Do this:
Identify the lines bearing the string "ylabel" and gather them.

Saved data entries
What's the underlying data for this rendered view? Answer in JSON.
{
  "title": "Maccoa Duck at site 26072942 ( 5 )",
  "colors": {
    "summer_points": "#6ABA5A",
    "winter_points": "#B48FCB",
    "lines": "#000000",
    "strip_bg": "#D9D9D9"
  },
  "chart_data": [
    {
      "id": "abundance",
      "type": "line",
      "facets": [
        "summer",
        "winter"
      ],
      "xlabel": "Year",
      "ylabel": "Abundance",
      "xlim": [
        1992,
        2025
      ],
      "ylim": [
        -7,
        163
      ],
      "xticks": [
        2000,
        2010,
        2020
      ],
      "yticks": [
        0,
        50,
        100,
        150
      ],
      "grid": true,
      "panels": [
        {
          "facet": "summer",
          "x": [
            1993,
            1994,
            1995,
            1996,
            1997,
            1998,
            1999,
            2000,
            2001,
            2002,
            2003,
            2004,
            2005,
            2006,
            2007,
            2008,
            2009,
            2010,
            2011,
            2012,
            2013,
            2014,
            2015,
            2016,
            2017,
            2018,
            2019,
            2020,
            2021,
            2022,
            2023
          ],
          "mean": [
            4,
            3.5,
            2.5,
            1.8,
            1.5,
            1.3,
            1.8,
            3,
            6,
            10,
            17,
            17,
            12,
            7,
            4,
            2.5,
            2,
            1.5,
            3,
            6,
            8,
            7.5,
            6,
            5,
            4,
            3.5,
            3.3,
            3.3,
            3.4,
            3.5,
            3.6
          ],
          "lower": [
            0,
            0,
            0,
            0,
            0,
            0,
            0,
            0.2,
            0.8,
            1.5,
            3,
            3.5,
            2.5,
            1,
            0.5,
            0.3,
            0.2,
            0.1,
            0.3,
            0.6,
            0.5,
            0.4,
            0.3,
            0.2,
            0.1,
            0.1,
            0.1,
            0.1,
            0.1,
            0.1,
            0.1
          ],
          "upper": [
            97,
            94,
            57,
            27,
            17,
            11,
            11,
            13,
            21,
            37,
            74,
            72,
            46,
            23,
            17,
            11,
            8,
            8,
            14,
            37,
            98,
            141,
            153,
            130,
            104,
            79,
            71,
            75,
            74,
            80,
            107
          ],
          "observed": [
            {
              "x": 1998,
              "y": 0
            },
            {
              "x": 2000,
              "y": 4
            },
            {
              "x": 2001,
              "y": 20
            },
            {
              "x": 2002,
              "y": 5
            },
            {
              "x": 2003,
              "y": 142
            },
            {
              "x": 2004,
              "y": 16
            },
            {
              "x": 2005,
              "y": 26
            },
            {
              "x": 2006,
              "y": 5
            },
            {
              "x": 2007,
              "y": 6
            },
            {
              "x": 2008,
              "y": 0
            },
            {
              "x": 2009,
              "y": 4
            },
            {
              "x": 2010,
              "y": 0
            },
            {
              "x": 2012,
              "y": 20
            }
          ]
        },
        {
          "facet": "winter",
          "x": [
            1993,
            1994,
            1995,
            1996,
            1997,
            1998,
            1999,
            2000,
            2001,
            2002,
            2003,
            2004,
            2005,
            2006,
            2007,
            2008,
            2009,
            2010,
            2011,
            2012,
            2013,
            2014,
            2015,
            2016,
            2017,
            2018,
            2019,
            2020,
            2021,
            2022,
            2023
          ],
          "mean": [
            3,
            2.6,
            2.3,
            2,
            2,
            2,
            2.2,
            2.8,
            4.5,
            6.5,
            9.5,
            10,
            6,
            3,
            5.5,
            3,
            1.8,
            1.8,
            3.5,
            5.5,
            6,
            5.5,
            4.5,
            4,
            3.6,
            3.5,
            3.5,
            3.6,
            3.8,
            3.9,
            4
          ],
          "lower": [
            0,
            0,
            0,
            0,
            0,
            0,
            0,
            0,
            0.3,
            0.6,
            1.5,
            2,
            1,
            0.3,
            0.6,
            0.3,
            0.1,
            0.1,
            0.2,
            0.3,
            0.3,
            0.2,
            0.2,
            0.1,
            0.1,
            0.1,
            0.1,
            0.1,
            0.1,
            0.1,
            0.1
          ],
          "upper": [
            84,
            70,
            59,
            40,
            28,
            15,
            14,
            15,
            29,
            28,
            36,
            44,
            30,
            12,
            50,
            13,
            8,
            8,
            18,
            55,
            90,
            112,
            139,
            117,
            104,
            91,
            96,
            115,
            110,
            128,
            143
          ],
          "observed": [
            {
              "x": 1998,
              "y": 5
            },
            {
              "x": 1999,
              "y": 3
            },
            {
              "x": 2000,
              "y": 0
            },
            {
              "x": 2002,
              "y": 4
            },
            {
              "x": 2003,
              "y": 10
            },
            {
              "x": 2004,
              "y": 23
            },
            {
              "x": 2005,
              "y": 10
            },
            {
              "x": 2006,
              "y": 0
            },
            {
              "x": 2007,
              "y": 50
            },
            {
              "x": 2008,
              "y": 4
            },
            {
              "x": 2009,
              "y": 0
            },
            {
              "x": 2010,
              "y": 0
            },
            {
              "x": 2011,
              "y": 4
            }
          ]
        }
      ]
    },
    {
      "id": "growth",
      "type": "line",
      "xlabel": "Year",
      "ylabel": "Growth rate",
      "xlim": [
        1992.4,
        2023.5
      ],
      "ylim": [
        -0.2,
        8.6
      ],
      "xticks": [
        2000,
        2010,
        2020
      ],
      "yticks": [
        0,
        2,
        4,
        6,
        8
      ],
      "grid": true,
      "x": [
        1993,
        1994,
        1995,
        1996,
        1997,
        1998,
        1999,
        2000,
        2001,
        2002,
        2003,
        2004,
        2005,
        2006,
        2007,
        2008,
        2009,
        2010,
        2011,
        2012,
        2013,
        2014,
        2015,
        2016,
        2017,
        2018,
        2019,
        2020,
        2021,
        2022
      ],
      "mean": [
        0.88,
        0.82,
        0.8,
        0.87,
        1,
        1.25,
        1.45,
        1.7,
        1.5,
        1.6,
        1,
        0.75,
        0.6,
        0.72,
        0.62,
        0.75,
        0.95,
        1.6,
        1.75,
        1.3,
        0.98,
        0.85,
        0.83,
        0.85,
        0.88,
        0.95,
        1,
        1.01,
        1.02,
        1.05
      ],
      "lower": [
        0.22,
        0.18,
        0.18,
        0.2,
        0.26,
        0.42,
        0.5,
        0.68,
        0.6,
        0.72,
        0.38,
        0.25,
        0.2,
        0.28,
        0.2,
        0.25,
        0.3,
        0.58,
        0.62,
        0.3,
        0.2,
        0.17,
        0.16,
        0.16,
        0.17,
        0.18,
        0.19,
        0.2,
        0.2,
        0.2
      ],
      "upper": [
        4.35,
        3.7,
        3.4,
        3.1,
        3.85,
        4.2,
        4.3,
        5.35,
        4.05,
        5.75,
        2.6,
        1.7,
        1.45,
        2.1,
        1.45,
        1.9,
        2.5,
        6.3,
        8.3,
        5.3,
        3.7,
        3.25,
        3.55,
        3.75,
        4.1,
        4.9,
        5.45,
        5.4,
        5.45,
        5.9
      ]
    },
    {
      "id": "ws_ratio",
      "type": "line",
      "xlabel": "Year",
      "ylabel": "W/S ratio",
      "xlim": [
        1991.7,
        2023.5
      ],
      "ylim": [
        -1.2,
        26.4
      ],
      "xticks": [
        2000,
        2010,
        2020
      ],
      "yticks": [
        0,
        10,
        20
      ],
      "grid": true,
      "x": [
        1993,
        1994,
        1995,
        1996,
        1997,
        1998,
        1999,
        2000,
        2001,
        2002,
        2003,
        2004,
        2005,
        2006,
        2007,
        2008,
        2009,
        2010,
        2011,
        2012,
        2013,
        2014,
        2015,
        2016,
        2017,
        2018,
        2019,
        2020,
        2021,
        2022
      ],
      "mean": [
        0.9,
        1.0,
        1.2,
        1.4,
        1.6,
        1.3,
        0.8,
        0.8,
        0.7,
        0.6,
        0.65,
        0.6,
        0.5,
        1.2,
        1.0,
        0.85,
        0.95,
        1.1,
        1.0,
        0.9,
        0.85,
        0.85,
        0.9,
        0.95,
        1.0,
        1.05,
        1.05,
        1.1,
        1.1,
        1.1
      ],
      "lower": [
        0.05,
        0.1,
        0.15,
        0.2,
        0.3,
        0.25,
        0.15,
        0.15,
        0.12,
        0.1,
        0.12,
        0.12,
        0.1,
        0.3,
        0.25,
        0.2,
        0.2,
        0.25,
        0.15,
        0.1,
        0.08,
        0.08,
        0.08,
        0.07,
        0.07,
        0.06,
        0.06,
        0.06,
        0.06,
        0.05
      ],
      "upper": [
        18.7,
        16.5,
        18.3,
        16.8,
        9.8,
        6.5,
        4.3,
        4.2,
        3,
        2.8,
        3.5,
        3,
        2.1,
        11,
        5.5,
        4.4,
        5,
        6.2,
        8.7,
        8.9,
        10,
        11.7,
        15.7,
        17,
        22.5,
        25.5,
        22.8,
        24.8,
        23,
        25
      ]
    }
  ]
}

Response to this exercise:
      "ylabel": "Abundance",
      "ylabel": "Growth rate",
      "ylabel": "W/S ratio",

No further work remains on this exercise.